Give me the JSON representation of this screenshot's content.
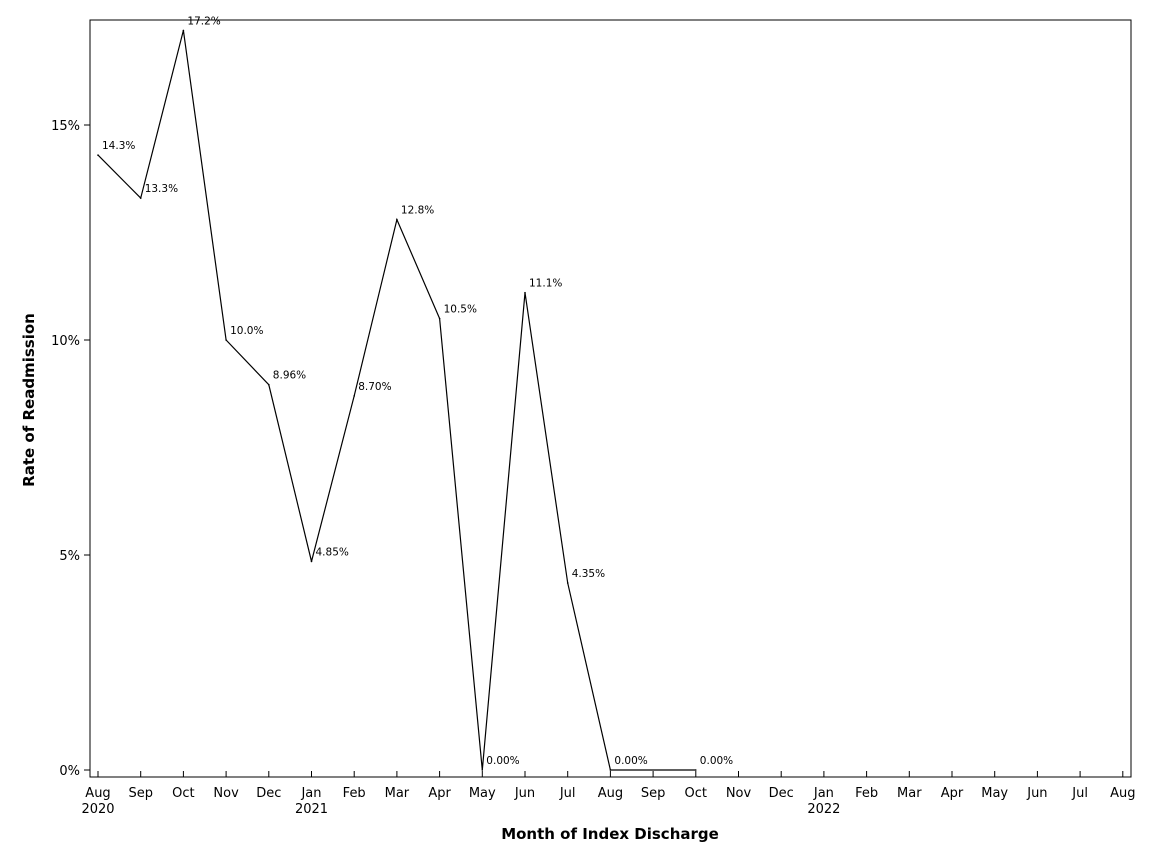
{
  "chart_data": {
    "type": "line",
    "title": "",
    "xlabel": "Month of Index Discharge",
    "ylabel": "Rate of Readmission",
    "x_ticks": [
      {
        "month": "Aug",
        "year": "2020"
      },
      {
        "month": "Sep",
        "year": ""
      },
      {
        "month": "Oct",
        "year": ""
      },
      {
        "month": "Nov",
        "year": ""
      },
      {
        "month": "Dec",
        "year": ""
      },
      {
        "month": "Jan",
        "year": "2021"
      },
      {
        "month": "Feb",
        "year": ""
      },
      {
        "month": "Mar",
        "year": ""
      },
      {
        "month": "Apr",
        "year": ""
      },
      {
        "month": "May",
        "year": ""
      },
      {
        "month": "Jun",
        "year": ""
      },
      {
        "month": "Jul",
        "year": ""
      },
      {
        "month": "Aug",
        "year": ""
      },
      {
        "month": "Sep",
        "year": ""
      },
      {
        "month": "Oct",
        "year": ""
      },
      {
        "month": "Nov",
        "year": ""
      },
      {
        "month": "Dec",
        "year": ""
      },
      {
        "month": "Jan",
        "year": "2022"
      },
      {
        "month": "Feb",
        "year": ""
      },
      {
        "month": "Mar",
        "year": ""
      },
      {
        "month": "Apr",
        "year": ""
      },
      {
        "month": "May",
        "year": ""
      },
      {
        "month": "Jun",
        "year": ""
      },
      {
        "month": "Jul",
        "year": ""
      },
      {
        "month": "Aug",
        "year": ""
      }
    ],
    "y_ticks": [
      {
        "value": 0,
        "label": "0%"
      },
      {
        "value": 5,
        "label": "5%"
      },
      {
        "value": 10,
        "label": "10%"
      },
      {
        "value": 15,
        "label": "15%"
      }
    ],
    "ylim": [
      0,
      17.5
    ],
    "grid": false,
    "series": [
      {
        "points": [
          {
            "x": "2020-08",
            "y": 14.3,
            "label": "14.3%"
          },
          {
            "x": "2020-09",
            "y": 13.3,
            "label": "13.3%"
          },
          {
            "x": "2020-10",
            "y": 17.2,
            "label": "17.2%"
          },
          {
            "x": "2020-11",
            "y": 10.0,
            "label": "10.0%"
          },
          {
            "x": "2020-12",
            "y": 8.96,
            "label": "8.96%"
          },
          {
            "x": "2021-01",
            "y": 4.85,
            "label": "4.85%"
          },
          {
            "x": "2021-02",
            "y": 8.7,
            "label": "8.70%"
          },
          {
            "x": "2021-03",
            "y": 12.8,
            "label": "12.8%"
          },
          {
            "x": "2021-04",
            "y": 10.5,
            "label": "10.5%"
          },
          {
            "x": "2021-05",
            "y": 0.0,
            "label": "0.00%"
          },
          {
            "x": "2021-06",
            "y": 11.1,
            "label": "11.1%"
          },
          {
            "x": "2021-07",
            "y": 4.35,
            "label": "4.35%"
          },
          {
            "x": "2021-08",
            "y": 0.0,
            "label": "0.00%"
          },
          {
            "x": "2021-10",
            "y": 0.0,
            "label": "0.00%"
          }
        ]
      }
    ]
  }
}
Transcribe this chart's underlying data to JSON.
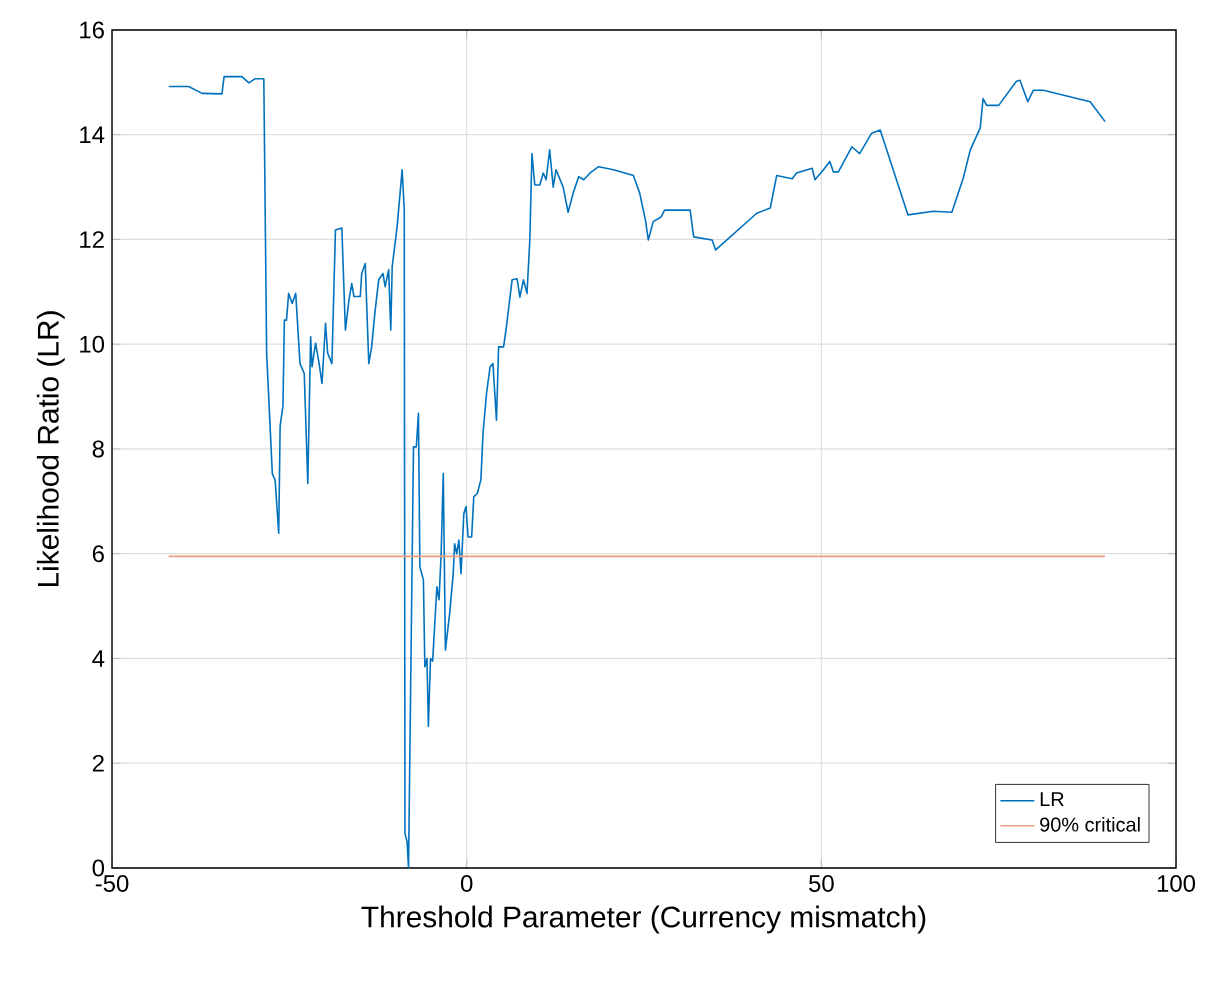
{
  "chart_data": {
    "type": "line",
    "xlabel": "Threshold Parameter (Currency mismatch)",
    "ylabel": "Likelihood Ratio (LR)",
    "xlim": [
      -50,
      100
    ],
    "xticks": [
      -50,
      0,
      50,
      100
    ],
    "ylim": [
      0,
      16
    ],
    "yticks": [
      0,
      2,
      4,
      6,
      8,
      10,
      12,
      14,
      16
    ],
    "grid": true,
    "legend": "bottom right",
    "series": [
      {
        "name": "LR",
        "color": "#0072bd",
        "x": [
          -42.0,
          -39.2,
          -37.3,
          -34.5,
          -34.2,
          -31.7,
          -30.7,
          -29.8,
          -28.6,
          -28.2,
          -27.4,
          -27.0,
          -26.5,
          -26.3,
          -25.9,
          -25.7,
          -25.4,
          -25.1,
          -24.6,
          -24.1,
          -23.5,
          -22.9,
          -22.4,
          -22.0,
          -21.8,
          -21.3,
          -20.8,
          -20.4,
          -19.9,
          -19.6,
          -19.0,
          -18.5,
          -17.6,
          -17.1,
          -16.6,
          -16.2,
          -15.9,
          -15.0,
          -14.8,
          -14.3,
          -13.8,
          -13.4,
          -12.9,
          -12.4,
          -11.8,
          -11.5,
          -11.0,
          -10.7,
          -10.5,
          -9.8,
          -9.1,
          -8.8,
          -8.7,
          -8.4,
          -8.2,
          -7.5,
          -7.1,
          -6.8,
          -6.6,
          -6.1,
          -5.9,
          -5.6,
          -5.4,
          -5.1,
          -4.8,
          -4.2,
          -3.9,
          -3.6,
          -3.3,
          -3.0,
          -2.4,
          -1.9,
          -1.7,
          -1.4,
          -1.1,
          -0.8,
          -0.4,
          -0.1,
          0.2,
          0.7,
          1.0,
          1.5,
          2.0,
          2.3,
          2.8,
          3.3,
          3.7,
          4.2,
          4.5,
          5.2,
          5.6,
          6.4,
          7.1,
          7.5,
          8.0,
          8.5,
          8.9,
          9.2,
          9.6,
          10.3,
          10.8,
          11.2,
          11.7,
          12.2,
          12.6,
          13.6,
          14.3,
          15.0,
          15.8,
          16.5,
          17.4,
          18.6,
          20.7,
          23.5,
          24.4,
          25.2,
          25.6,
          26.3,
          27.4,
          27.9,
          31.5,
          32.0,
          34.6,
          35.1,
          40.9,
          42.8,
          43.7,
          45.9,
          46.5,
          48.7,
          49.1,
          50.3,
          51.2,
          51.7,
          52.4,
          54.3,
          55.4,
          57.1,
          58.3,
          62.2,
          65.8,
          68.4,
          70.0,
          71.0,
          72.4,
          72.8,
          73.3,
          75.0,
          77.5,
          78.0,
          79.1,
          79.9,
          81.3,
          87.9,
          90.0
        ],
        "values": [
          14.92,
          14.92,
          14.79,
          14.78,
          15.11,
          15.11,
          14.99,
          15.07,
          15.07,
          9.83,
          7.53,
          7.4,
          6.39,
          8.44,
          8.82,
          10.46,
          10.46,
          10.97,
          10.78,
          10.97,
          9.63,
          9.44,
          7.34,
          10.14,
          9.57,
          10.02,
          9.63,
          9.25,
          10.4,
          9.83,
          9.63,
          12.18,
          12.22,
          10.27,
          10.84,
          11.16,
          10.91,
          10.91,
          11.35,
          11.54,
          9.63,
          9.95,
          10.65,
          11.23,
          11.35,
          11.1,
          11.42,
          10.27,
          11.48,
          12.25,
          13.33,
          12.57,
          0.66,
          0.5,
          0,
          8.04,
          8.04,
          8.68,
          5.75,
          5.5,
          3.84,
          4.0,
          2.7,
          4.0,
          3.95,
          5.37,
          5.12,
          6.0,
          7.53,
          4.16,
          4.86,
          5.62,
          6.19,
          6.0,
          6.26,
          5.62,
          6.77,
          6.9,
          6.32,
          6.32,
          7.09,
          7.15,
          7.41,
          8.3,
          9.06,
          9.57,
          9.63,
          8.55,
          9.95,
          9.95,
          10.33,
          11.23,
          11.25,
          10.9,
          11.23,
          10.97,
          11.99,
          13.64,
          13.04,
          13.04,
          13.27,
          13.14,
          13.71,
          13.0,
          13.33,
          13.0,
          12.52,
          12.88,
          13.2,
          13.14,
          13.27,
          13.39,
          13.33,
          13.22,
          12.88,
          12.37,
          11.99,
          12.34,
          12.43,
          12.56,
          12.56,
          12.05,
          11.99,
          11.8,
          12.5,
          12.6,
          13.22,
          13.16,
          13.27,
          13.36,
          13.14,
          13.33,
          13.49,
          13.29,
          13.29,
          13.77,
          13.64,
          14.03,
          14.09,
          12.47,
          12.54,
          12.52,
          13.17,
          13.71,
          14.13,
          14.69,
          14.56,
          14.56,
          15.02,
          15.04,
          14.63,
          14.85,
          14.85,
          14.63,
          14.25
        ]
      },
      {
        "name": "90% critical",
        "color": "#eda07e",
        "x": [
          -42.0,
          90.0
        ],
        "values": [
          5.95,
          5.95
        ]
      }
    ]
  }
}
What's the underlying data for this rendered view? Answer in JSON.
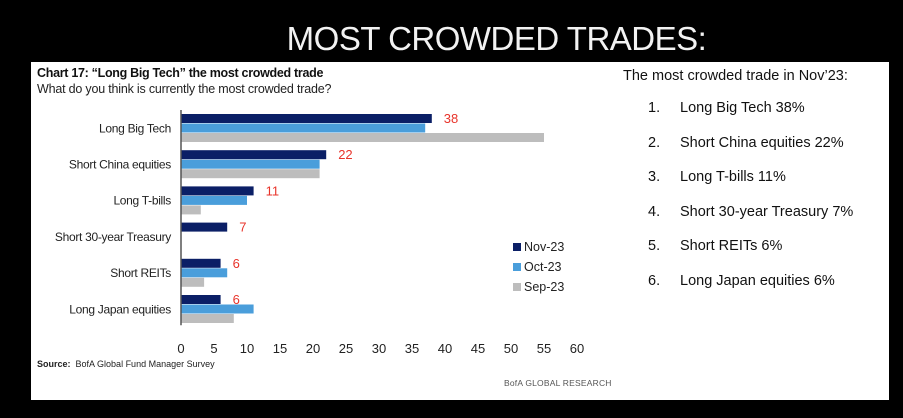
{
  "headline": "MOST CROWDED TRADES:",
  "chart_title": "Chart 17: “Long Big Tech” the most crowded trade",
  "chart_subtitle": "What do you think is currently the most crowded trade?",
  "source_label": "Source:",
  "source_text": "BofA Global Fund Manager Survey",
  "brand": "BofA GLOBAL RESEARCH",
  "side_panel": {
    "title": "The most crowded trade in Nov’23:",
    "items": [
      {
        "num": "1.",
        "text": "Long Big Tech 38%"
      },
      {
        "num": "2.",
        "text": "Short China equities 22%"
      },
      {
        "num": "3.",
        "text": "Long T-bills 11%"
      },
      {
        "num": "4.",
        "text": "Short 30-year Treasury 7%"
      },
      {
        "num": "5.",
        "text": "Short REITs 6%"
      },
      {
        "num": "6.",
        "text": "Long Japan equities 6%"
      }
    ]
  },
  "chart_data": {
    "type": "bar",
    "orientation": "horizontal",
    "title": "Chart 17: “Long Big Tech” the most crowded trade",
    "subtitle": "What do you think is currently the most crowded trade?",
    "xlabel": "",
    "ylabel": "",
    "xlim": [
      0,
      60
    ],
    "xticks": [
      0,
      5,
      10,
      15,
      20,
      25,
      30,
      35,
      40,
      45,
      50,
      55,
      60
    ],
    "grid": false,
    "legend_position": "bottom-right",
    "categories": [
      "Long Big Tech",
      "Short China equities",
      "Long T-bills",
      "Short 30-year Treasury",
      "Short REITs",
      "Long Japan equities"
    ],
    "series": [
      {
        "name": "Nov-23",
        "color": "#0b1f66",
        "values": [
          38,
          22,
          11,
          7,
          6,
          6
        ]
      },
      {
        "name": "Oct-23",
        "color": "#4a9edb",
        "values": [
          37,
          21,
          10,
          0,
          7,
          11
        ]
      },
      {
        "name": "Sep-23",
        "color": "#bdbdbd",
        "values": [
          55,
          21,
          3,
          0,
          3.5,
          8
        ]
      }
    ],
    "data_labels": {
      "series": "Nov-23",
      "color": "#e8332a",
      "values": [
        "38",
        "22",
        "11",
        "7",
        "6",
        "6"
      ]
    }
  }
}
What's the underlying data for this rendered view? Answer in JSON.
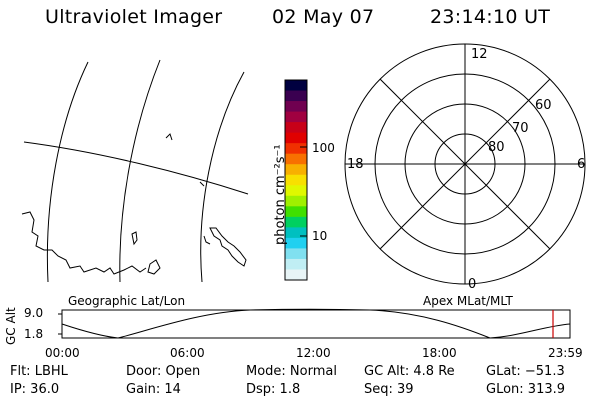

WRITTEN REQUEST » Count how many lines above carry the word "Tech". Only the number is required.

FULL ANSWER » 4